EXERCISE DETAILS
Output each entry that follows exactly. Images stay out.

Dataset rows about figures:

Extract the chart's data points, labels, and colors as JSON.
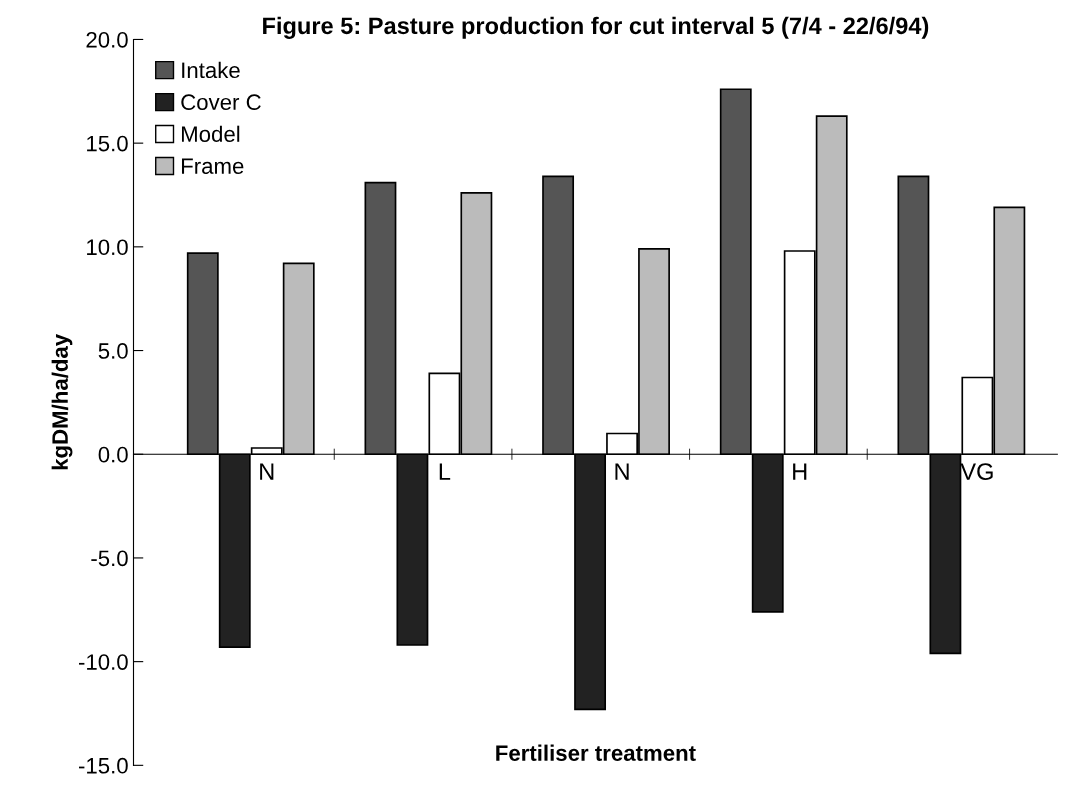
{
  "chart_data": {
    "type": "bar",
    "title": "Figure 5: Pasture production for cut interval 5 (7/4 - 22/6/94)",
    "xlabel": "Fertiliser treatment",
    "ylabel": "kgDM/ha/day",
    "categories": [
      "N",
      "L",
      "N",
      "H",
      "VG"
    ],
    "series": [
      {
        "name": "Intake",
        "color": "#555555",
        "values": [
          9.7,
          13.1,
          13.4,
          17.6,
          13.4
        ]
      },
      {
        "name": "Cover C",
        "color": "#222222",
        "values": [
          -9.3,
          -9.2,
          -12.3,
          -7.6,
          -9.6
        ]
      },
      {
        "name": "Model",
        "color": "#ffffff",
        "values": [
          0.3,
          3.9,
          1.0,
          9.8,
          3.7
        ]
      },
      {
        "name": "Frame",
        "color": "#bbbbbb",
        "values": [
          9.2,
          12.6,
          9.9,
          16.3,
          11.9
        ]
      }
    ],
    "ylim": [
      -15,
      20
    ],
    "yticks": [
      {
        "value": -15,
        "label": "-15.0"
      },
      {
        "value": -10,
        "label": "-10.0"
      },
      {
        "value": -5,
        "label": "-5.0"
      },
      {
        "value": 0,
        "label": "0.0"
      },
      {
        "value": 5,
        "label": "5.0"
      },
      {
        "value": 10,
        "label": "10.0"
      },
      {
        "value": 15,
        "label": "15.0"
      },
      {
        "value": 20,
        "label": "20.0"
      }
    ],
    "grid": false,
    "legend": "top left"
  }
}
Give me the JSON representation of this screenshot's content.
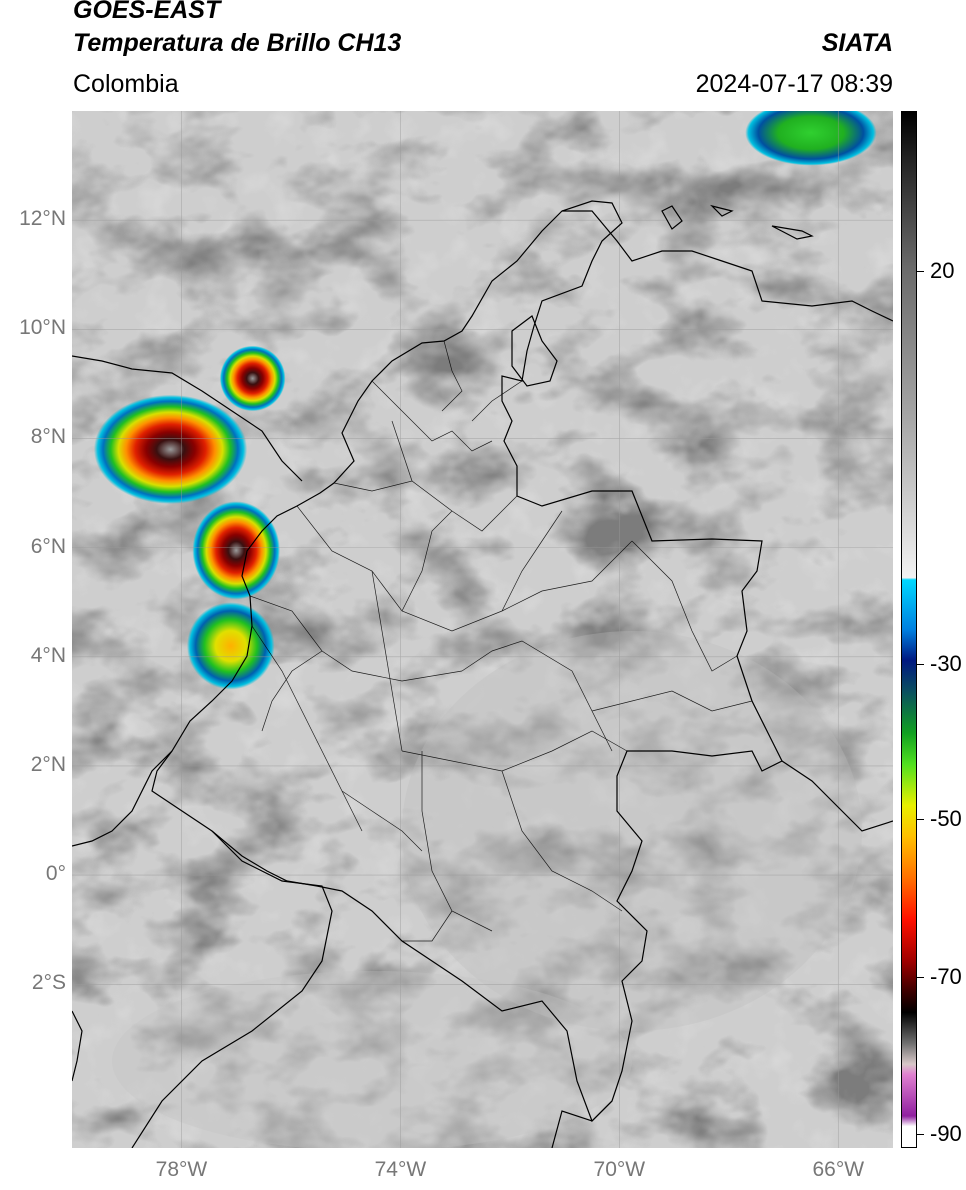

RESPONSE FOR THIS EXERCISE
Extract the chart's data points, labels, and colors as JSON.
{
  "chart_data": {
    "type": "bar",
    "title": "Figure 5: Pasture production for cut interval 5 (7/4 - 22/6/94)",
    "xlabel": "Fertiliser treatment",
    "ylabel": "kgDM/ha/day",
    "categories": [
      "N",
      "L",
      "N",
      "H",
      "VG"
    ],
    "series": [
      {
        "name": "Intake",
        "color": "#555555",
        "values": [
          9.7,
          13.1,
          13.4,
          17.6,
          13.4
        ]
      },
      {
        "name": "Cover C",
        "color": "#222222",
        "values": [
          -9.3,
          -9.2,
          -12.3,
          -7.6,
          -9.6
        ]
      },
      {
        "name": "Model",
        "color": "#ffffff",
        "values": [
          0.3,
          3.9,
          1.0,
          9.8,
          3.7
        ]
      },
      {
        "name": "Frame",
        "color": "#bbbbbb",
        "values": [
          9.2,
          12.6,
          9.9,
          16.3,
          11.9
        ]
      }
    ],
    "ylim": [
      -15,
      20
    ],
    "yticks": [
      {
        "value": -15,
        "label": "-15.0"
      },
      {
        "value": -10,
        "label": "-10.0"
      },
      {
        "value": -5,
        "label": "-5.0"
      },
      {
        "value": 0,
        "label": "0.0"
      },
      {
        "value": 5,
        "label": "5.0"
      },
      {
        "value": 10,
        "label": "10.0"
      },
      {
        "value": 15,
        "label": "15.0"
      },
      {
        "value": 20,
        "label": "20.0"
      }
    ],
    "grid": false,
    "legend": "top left"
  }
}
Give me the JSON representation of this screenshot's content.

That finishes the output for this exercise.